What is required: The records that follow must be reproduced in full, exactly as written.
start
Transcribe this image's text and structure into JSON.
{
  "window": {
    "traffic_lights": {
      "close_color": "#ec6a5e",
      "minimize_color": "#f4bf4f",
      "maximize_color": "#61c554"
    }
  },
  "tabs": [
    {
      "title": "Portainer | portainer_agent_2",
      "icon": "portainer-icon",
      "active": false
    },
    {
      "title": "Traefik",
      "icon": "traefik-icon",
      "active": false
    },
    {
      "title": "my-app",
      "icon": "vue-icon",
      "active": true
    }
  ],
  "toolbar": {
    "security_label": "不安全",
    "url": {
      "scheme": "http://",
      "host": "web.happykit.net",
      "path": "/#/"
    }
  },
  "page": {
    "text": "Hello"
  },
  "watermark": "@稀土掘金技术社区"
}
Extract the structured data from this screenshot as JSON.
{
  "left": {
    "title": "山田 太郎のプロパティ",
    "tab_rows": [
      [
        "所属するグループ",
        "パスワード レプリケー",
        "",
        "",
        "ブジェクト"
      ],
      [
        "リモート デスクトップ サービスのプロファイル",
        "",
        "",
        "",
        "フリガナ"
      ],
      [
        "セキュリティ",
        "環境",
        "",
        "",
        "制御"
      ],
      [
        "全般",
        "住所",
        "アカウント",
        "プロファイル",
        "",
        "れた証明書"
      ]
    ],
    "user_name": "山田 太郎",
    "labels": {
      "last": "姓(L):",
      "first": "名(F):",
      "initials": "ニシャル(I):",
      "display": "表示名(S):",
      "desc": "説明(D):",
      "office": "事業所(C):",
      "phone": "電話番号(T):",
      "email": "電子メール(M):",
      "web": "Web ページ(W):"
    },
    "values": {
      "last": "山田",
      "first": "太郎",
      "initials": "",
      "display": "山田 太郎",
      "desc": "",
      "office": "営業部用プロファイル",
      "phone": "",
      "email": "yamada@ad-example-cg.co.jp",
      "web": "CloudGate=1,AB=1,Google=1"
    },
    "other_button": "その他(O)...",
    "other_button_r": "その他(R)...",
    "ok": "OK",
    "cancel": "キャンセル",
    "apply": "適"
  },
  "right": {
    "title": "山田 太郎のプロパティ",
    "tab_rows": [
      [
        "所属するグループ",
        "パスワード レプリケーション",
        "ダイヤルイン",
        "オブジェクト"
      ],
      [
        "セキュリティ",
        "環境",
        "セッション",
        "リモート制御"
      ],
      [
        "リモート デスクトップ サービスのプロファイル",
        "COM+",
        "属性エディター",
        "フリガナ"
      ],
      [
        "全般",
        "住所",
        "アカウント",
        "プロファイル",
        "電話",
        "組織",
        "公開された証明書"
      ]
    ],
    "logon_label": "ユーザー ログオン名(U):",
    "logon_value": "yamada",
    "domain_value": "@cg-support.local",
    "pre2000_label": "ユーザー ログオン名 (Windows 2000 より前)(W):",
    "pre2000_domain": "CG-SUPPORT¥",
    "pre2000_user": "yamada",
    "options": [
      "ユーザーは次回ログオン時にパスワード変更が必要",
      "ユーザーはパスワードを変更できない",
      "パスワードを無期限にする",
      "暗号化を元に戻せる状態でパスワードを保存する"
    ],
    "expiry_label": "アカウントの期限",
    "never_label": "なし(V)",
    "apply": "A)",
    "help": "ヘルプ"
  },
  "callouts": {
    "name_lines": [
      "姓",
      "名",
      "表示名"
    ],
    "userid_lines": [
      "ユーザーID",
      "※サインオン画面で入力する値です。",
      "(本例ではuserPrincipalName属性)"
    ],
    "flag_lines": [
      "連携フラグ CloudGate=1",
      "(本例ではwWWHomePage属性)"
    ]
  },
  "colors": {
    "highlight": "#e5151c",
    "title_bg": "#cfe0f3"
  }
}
end
Answer to the task:
Transcribe this image's text and structure into JSON.
{
  "window": {
    "traffic_lights": {
      "close_color": "#ec6a5e",
      "minimize_color": "#f4bf4f",
      "maximize_color": "#61c554"
    }
  },
  "tabs": [
    {
      "title": "Portainer | portainer_agent_2",
      "icon": "portainer-icon",
      "active": false
    },
    {
      "title": "Traefik",
      "icon": "traefik-icon",
      "active": false
    },
    {
      "title": "my-app",
      "icon": "vue-icon",
      "active": true
    }
  ],
  "toolbar": {
    "security_label": "不安全",
    "url": {
      "scheme": "http://",
      "host": "web.happykit.net",
      "path": "/#/"
    }
  },
  "page": {
    "text": "Hello"
  },
  "watermark": "@稀土掘金技术社区"
}
Extract the structured data from this screenshot as JSON.
{
  "left": {
    "title": "山田 太郎のプロパティ",
    "tab_rows": [
      [
        "所属するグループ",
        "パスワード レプリケー",
        "",
        "",
        "ブジェクト"
      ],
      [
        "リモート デスクトップ サービスのプロファイル",
        "",
        "",
        "",
        "フリガナ"
      ],
      [
        "セキュリティ",
        "環境",
        "",
        "",
        "制御"
      ],
      [
        "全般",
        "住所",
        "アカウント",
        "プロファイル",
        "",
        "れた証明書"
      ]
    ],
    "user_name": "山田 太郎",
    "labels": {
      "last": "姓(L):",
      "first": "名(F):",
      "initials": "ニシャル(I):",
      "display": "表示名(S):",
      "desc": "説明(D):",
      "office": "事業所(C):",
      "phone": "電話番号(T):",
      "email": "電子メール(M):",
      "web": "Web ページ(W):"
    },
    "values": {
      "last": "山田",
      "first": "太郎",
      "initials": "",
      "display": "山田 太郎",
      "desc": "",
      "office": "営業部用プロファイル",
      "phone": "",
      "email": "yamada@ad-example-cg.co.jp",
      "web": "CloudGate=1,AB=1,Google=1"
    },
    "other_button": "その他(O)...",
    "other_button_r": "その他(R)...",
    "ok": "OK",
    "cancel": "キャンセル",
    "apply": "適"
  },
  "right": {
    "title": "山田 太郎のプロパティ",
    "tab_rows": [
      [
        "所属するグループ",
        "パスワード レプリケーション",
        "ダイヤルイン",
        "オブジェクト"
      ],
      [
        "セキュリティ",
        "環境",
        "セッション",
        "リモート制御"
      ],
      [
        "リモート デスクトップ サービスのプロファイル",
        "COM+",
        "属性エディター",
        "フリガナ"
      ],
      [
        "全般",
        "住所",
        "アカウント",
        "プロファイル",
        "電話",
        "組織",
        "公開された証明書"
      ]
    ],
    "logon_label": "ユーザー ログオン名(U):",
    "logon_value": "yamada",
    "domain_value": "@cg-support.local",
    "pre2000_label": "ユーザー ログオン名 (Windows 2000 より前)(W):",
    "pre2000_domain": "CG-SUPPORT¥",
    "pre2000_user": "yamada",
    "options": [
      "ユーザーは次回ログオン時にパスワード変更が必要",
      "ユーザーはパスワードを変更できない",
      "パスワードを無期限にする",
      "暗号化を元に戻せる状態でパスワードを保存する"
    ],
    "expiry_label": "アカウントの期限",
    "never_label": "なし(V)",
    "apply": "A)",
    "help": "ヘルプ"
  },
  "callouts": {
    "name_lines": [
      "姓",
      "名",
      "表示名"
    ],
    "userid_lines": [
      "ユーザーID",
      "※サインオン画面で入力する値です。",
      "(本例ではuserPrincipalName属性)"
    ],
    "flag_lines": [
      "連携フラグ CloudGate=1",
      "(本例ではwWWHomePage属性)"
    ]
  },
  "colors": {
    "highlight": "#e5151c",
    "title_bg": "#cfe0f3"
  }
}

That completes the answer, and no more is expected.